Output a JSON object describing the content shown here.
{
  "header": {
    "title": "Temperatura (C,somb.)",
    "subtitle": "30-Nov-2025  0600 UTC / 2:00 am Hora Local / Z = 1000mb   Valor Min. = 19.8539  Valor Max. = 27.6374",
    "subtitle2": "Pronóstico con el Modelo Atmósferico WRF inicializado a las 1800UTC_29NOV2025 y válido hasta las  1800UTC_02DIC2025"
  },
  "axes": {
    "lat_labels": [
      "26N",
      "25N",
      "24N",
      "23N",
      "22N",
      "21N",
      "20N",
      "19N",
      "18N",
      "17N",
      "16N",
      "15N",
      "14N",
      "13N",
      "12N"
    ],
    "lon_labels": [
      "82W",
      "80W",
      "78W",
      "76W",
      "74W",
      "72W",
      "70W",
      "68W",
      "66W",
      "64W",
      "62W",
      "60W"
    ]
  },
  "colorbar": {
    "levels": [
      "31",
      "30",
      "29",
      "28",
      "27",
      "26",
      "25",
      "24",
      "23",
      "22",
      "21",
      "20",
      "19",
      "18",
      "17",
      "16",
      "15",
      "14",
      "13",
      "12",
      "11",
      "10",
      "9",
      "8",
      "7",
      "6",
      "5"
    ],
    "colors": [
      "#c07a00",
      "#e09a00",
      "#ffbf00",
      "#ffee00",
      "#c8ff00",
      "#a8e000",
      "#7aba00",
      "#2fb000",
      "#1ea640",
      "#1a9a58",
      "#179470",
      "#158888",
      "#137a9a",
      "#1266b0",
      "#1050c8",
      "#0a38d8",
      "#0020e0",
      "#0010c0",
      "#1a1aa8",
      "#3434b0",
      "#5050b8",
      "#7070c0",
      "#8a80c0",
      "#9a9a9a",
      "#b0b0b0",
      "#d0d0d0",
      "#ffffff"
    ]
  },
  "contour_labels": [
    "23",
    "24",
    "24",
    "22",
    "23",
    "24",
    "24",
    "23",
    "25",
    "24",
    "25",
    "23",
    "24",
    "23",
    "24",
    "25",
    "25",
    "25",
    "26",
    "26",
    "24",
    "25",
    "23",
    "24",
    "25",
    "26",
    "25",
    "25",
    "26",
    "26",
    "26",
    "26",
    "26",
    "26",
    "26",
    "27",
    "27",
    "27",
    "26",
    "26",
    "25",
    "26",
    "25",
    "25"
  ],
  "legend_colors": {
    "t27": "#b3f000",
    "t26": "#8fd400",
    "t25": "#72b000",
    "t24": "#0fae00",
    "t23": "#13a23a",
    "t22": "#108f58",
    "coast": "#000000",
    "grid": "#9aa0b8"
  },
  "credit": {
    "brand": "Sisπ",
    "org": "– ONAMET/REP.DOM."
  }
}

----

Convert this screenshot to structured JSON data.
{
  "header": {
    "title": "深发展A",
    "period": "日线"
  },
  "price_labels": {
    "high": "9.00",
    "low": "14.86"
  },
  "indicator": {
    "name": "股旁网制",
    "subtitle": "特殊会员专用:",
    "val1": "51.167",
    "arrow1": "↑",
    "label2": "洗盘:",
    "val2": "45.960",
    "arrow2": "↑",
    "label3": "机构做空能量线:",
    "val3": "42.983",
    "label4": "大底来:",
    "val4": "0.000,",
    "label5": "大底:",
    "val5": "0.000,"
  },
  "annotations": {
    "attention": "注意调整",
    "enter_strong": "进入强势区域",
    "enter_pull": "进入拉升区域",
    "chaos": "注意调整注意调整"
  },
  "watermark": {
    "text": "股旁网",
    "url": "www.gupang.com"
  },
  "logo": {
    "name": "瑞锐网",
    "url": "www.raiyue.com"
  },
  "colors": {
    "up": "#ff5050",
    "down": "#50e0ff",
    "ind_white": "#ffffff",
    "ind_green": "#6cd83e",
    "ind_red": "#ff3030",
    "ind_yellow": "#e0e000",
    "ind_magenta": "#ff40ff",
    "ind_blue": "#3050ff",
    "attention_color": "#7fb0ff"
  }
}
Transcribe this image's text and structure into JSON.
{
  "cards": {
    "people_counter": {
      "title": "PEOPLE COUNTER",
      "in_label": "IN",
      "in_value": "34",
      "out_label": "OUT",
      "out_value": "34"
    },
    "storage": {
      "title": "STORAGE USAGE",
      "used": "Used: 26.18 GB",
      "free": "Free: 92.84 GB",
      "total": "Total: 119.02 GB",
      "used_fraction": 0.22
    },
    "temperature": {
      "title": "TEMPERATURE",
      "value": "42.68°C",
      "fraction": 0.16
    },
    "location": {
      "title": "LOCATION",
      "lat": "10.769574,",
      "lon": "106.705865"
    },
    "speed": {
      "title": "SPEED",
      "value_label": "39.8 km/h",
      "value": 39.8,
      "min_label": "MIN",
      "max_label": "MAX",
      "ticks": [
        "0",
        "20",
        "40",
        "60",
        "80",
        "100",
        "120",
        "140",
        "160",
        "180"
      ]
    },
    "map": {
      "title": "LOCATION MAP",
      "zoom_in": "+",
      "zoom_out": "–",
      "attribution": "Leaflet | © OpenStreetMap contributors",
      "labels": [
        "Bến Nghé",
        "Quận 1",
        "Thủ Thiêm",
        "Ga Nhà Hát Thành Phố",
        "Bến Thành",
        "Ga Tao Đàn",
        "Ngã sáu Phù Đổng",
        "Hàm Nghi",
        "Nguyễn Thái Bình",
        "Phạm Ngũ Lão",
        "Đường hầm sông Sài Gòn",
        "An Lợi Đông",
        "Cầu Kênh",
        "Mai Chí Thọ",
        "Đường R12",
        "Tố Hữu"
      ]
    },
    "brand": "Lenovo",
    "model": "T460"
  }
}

----

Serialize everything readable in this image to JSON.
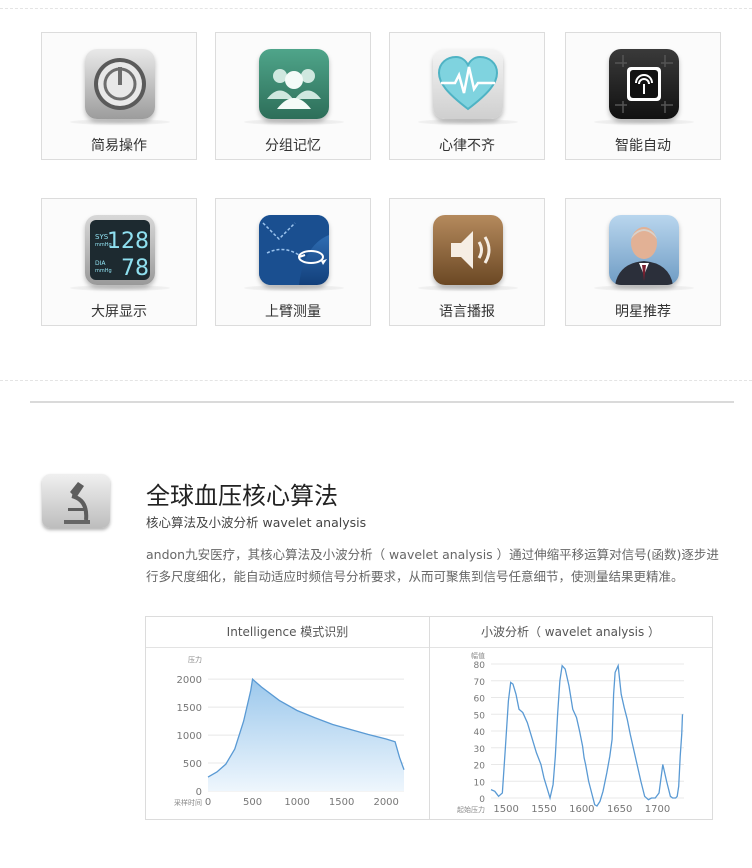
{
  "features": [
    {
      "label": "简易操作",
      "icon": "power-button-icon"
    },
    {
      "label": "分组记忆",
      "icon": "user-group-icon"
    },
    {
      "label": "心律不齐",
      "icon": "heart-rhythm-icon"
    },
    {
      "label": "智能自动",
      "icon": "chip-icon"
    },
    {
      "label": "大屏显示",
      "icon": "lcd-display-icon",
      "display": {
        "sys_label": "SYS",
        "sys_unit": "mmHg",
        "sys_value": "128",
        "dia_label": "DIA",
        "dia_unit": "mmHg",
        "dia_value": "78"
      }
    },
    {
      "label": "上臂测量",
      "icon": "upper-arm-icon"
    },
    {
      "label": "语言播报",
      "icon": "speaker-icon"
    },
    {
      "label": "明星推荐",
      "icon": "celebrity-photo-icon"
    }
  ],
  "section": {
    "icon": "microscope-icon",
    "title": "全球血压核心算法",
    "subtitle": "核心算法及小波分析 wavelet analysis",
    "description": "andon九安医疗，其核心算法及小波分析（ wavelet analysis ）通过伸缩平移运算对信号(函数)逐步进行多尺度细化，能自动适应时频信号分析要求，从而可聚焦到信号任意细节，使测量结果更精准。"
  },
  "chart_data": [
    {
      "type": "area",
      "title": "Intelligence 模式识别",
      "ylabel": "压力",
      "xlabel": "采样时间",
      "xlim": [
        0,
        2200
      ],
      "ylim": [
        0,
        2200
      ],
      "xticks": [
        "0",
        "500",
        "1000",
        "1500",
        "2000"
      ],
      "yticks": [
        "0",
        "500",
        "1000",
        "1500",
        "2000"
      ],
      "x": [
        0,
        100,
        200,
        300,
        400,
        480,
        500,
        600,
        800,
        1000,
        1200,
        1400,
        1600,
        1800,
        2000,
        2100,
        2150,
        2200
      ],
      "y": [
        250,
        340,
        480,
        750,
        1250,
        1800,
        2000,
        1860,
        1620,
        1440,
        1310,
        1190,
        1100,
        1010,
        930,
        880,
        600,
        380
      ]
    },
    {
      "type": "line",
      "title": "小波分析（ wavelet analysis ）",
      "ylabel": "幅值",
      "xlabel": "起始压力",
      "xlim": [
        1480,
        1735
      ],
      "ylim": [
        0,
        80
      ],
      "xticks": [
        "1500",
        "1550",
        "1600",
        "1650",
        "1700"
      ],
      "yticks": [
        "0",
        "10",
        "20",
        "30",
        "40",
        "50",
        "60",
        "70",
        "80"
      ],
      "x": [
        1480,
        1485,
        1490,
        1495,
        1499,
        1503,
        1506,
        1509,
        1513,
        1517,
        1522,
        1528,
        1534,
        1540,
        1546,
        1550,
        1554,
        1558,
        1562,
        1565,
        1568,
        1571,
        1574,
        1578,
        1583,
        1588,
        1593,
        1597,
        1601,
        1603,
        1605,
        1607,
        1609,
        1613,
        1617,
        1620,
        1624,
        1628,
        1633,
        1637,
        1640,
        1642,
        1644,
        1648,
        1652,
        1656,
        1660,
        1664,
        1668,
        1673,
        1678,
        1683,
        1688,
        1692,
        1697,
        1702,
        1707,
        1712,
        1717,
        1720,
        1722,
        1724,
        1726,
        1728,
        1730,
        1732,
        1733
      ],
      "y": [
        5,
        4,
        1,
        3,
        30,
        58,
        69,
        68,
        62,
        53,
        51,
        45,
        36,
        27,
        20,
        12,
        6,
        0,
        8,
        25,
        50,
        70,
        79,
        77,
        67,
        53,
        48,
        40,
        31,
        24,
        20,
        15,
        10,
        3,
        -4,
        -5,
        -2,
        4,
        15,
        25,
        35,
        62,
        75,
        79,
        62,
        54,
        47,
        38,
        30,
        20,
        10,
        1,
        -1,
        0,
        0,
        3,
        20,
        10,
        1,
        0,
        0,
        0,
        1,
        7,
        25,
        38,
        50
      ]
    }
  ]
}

----

• Task description:
Locate the lines above that contain "this" and copy them.

• Final answer:
Convert this screenshot to structured JSON data.
Transcribe this image's text and structure into JSON.
Serialize everything readable in this image to JSON.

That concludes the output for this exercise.